# Input
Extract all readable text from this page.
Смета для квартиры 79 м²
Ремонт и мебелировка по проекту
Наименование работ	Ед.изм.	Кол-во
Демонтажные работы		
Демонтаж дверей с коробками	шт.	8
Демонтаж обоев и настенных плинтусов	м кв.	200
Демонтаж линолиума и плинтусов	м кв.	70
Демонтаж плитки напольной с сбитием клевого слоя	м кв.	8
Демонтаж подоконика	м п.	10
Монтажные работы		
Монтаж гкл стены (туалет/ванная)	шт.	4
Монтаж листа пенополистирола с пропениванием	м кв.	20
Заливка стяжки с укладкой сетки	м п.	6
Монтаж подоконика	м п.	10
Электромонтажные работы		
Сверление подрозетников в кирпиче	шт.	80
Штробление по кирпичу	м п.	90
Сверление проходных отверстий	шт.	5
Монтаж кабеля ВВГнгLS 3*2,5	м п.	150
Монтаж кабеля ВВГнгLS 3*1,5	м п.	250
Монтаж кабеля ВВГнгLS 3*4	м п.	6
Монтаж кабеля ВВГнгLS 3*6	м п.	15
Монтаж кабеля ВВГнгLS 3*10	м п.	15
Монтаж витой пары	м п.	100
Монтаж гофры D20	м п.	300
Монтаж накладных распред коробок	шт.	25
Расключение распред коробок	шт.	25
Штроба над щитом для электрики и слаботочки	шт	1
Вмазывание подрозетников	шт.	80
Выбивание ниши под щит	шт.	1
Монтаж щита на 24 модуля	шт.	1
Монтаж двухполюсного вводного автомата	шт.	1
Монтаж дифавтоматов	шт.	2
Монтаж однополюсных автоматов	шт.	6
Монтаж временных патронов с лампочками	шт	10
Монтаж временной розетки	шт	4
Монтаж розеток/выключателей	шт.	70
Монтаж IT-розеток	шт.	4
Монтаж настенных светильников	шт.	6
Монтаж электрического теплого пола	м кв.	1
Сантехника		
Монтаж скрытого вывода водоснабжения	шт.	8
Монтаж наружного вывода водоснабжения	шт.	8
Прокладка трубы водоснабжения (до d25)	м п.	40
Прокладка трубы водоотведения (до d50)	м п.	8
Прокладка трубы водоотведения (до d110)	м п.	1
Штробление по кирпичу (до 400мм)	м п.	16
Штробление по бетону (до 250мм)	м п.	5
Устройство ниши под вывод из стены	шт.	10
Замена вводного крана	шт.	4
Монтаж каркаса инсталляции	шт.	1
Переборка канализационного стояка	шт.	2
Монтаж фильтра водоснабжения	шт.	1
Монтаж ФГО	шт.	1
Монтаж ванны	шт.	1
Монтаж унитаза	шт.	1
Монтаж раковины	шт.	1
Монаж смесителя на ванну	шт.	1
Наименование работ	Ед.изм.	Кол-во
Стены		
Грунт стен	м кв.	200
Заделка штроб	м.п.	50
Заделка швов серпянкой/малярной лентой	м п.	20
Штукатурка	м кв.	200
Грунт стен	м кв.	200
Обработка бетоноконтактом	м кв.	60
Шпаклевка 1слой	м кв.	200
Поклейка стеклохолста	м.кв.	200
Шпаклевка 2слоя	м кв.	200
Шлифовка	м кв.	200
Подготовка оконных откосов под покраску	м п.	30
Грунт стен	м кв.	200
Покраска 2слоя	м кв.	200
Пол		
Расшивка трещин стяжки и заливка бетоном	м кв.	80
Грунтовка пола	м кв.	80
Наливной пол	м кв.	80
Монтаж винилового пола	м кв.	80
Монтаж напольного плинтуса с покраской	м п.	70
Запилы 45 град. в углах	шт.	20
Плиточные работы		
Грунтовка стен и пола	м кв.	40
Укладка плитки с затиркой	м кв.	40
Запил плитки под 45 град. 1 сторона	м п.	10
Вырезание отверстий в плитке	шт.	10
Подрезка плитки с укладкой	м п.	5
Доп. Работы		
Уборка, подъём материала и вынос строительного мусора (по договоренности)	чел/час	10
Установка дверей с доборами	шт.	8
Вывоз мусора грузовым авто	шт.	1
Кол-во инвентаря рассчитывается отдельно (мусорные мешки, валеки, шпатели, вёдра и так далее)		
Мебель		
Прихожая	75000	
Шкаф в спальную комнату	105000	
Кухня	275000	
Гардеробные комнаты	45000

# Work instructions
Would you reproduce the material above in full, exactly as given?

# Right answer
Extract all readable text from this page.
Смета для квартиры 79 м²
Ремонт и мебелировка по проекту
Наименование работ	Ед.изм.	Кол-во
Демонтажные работы		
Демонтаж дверей с коробками	шт.	8
Демонтаж обоев и настенных плинтусов	м кв.	200
Демонтаж линолиума и плинтусов	м кв.	70
Демонтаж плитки напольной с сбитием клевого слоя	м кв.	8
Демонтаж подоконика	м п.	10
Монтажные работы		
Монтаж гкл стены (туалет/ванная)	шт.	4
Монтаж листа пенополистирола с пропениванием	м кв.	20
Заливка стяжки с укладкой сетки	м п.	6
Монтаж подоконика	м п.	10
Электромонтажные работы		
Сверление подрозетников в кирпиче	шт.	80
Штробление по кирпичу	м п.	90
Сверление проходных отверстий	шт.	5
Монтаж кабеля ВВГнгLS 3*2,5	м п.	150
Монтаж кабеля ВВГнгLS 3*1,5	м п.	250
Монтаж кабеля ВВГнгLS 3*4	м п.	6
Монтаж кабеля ВВГнгLS 3*6	м п.	15
Монтаж кабеля ВВГнгLS 3*10	м п.	15
Монтаж витой пары	м п.	100
Монтаж гофры D20	м п.	300
Монтаж накладных распред коробок	шт.	25
Расключение распред коробок	шт.	25
Штроба над щитом для электрики и слаботочки	шт	1
Вмазывание подрозетников	шт.	80
Выбивание ниши под щит	шт.	1
Монтаж щита на 24 модуля	шт.	1
Монтаж двухполюсного вводного автомата	шт.	1
Монтаж дифавтоматов	шт.	2
Монтаж однополюсных автоматов	шт.	6
Монтаж временных патронов с лампочками	шт	10
Монтаж временной розетки	шт	4
Монтаж розеток/выключателей	шт.	70
Монтаж IT-розеток	шт.	4
Монтаж настенных светильников	шт.	6
Монтаж электрического теплого пола	м кв.	1
Сантехника		
Монтаж скрытого вывода водоснабжения	шт.	8
Монтаж наружного вывода водоснабжения	шт.	8
Прокладка трубы водоснабжения (до d25)	м п.	40
Прокладка трубы водоотведения (до d50)	м п.	8
Прокладка трубы водоотведения (до d110)	м п.	1
Штробление по кирпичу (до 400мм)	м п.	16
Штробление по бетону (до 250мм)	м п.	5
Устройство ниши под вывод из стены	шт.	10
Замена вводного крана	шт.	4
Монтаж каркаса инсталляции	шт.	1
Переборка канализационного стояка	шт.	2
Монтаж фильтра водоснабжения	шт.	1
Монтаж ФГО	шт.	1
Монтаж ванны	шт.	1
Монтаж унитаза	шт.	1
Монтаж раковины	шт.	1
Монаж смесителя на ванну	шт.	1
Наименование работ	Ед.изм.	Кол-во
Стены		
Грунт стен	м кв.	200
Заделка штроб	м.п.	50
Заделка швов серпянкой/малярной лентой	м п.	20
Штукатурка	м кв.	200
Грунт стен	м кв.	200
Обработка бетоноконтактом	м кв.	60
Шпаклевка 1слой	м кв.	200
Поклейка стеклохолста	м.кв.	200
Шпаклевка 2слоя	м кв.	200
Шлифовка	м кв.	200
Подготовка оконных откосов под покраску	м п.	30
Грунт стен	м кв.	200
Покраска 2слоя	м кв.	200
Пол		
Расшивка трещин стяжки и заливка бетоном	м кв.	80
Грунтовка пола	м кв.	80
Наливной пол	м кв.	80
Монтаж винилового пола	м кв.	80
Монтаж напольного плинтуса с покраской	м п.	70
Запилы 45 град. в углах	шт.	20
Плиточные работы		
Грунтовка стен и пола	м кв.	40
Укладка плитки с затиркой	м кв.	40
Запил плитки под 45 град. 1 сторона	м п.	10
Вырезание отверстий в плитке	шт.	10
Подрезка плитки с укладкой	м п.	5
Доп. Работы		
Уборка, подъём материала и вынос строительного мусора (по договоренности)	чел/час	10
Установка дверей с доборами	шт.	8
Вывоз мусора грузовым авто	шт.	1
Кол-во инвентаря рассчитывается отдельно (мусорные мешки, валеки, шпатели, вёдра и так далее)		
Мебель		
Прихожая	75000	
Шкаф в спальную комнату	105000	
Кухня	275000	
Гардеробные комнаты	45000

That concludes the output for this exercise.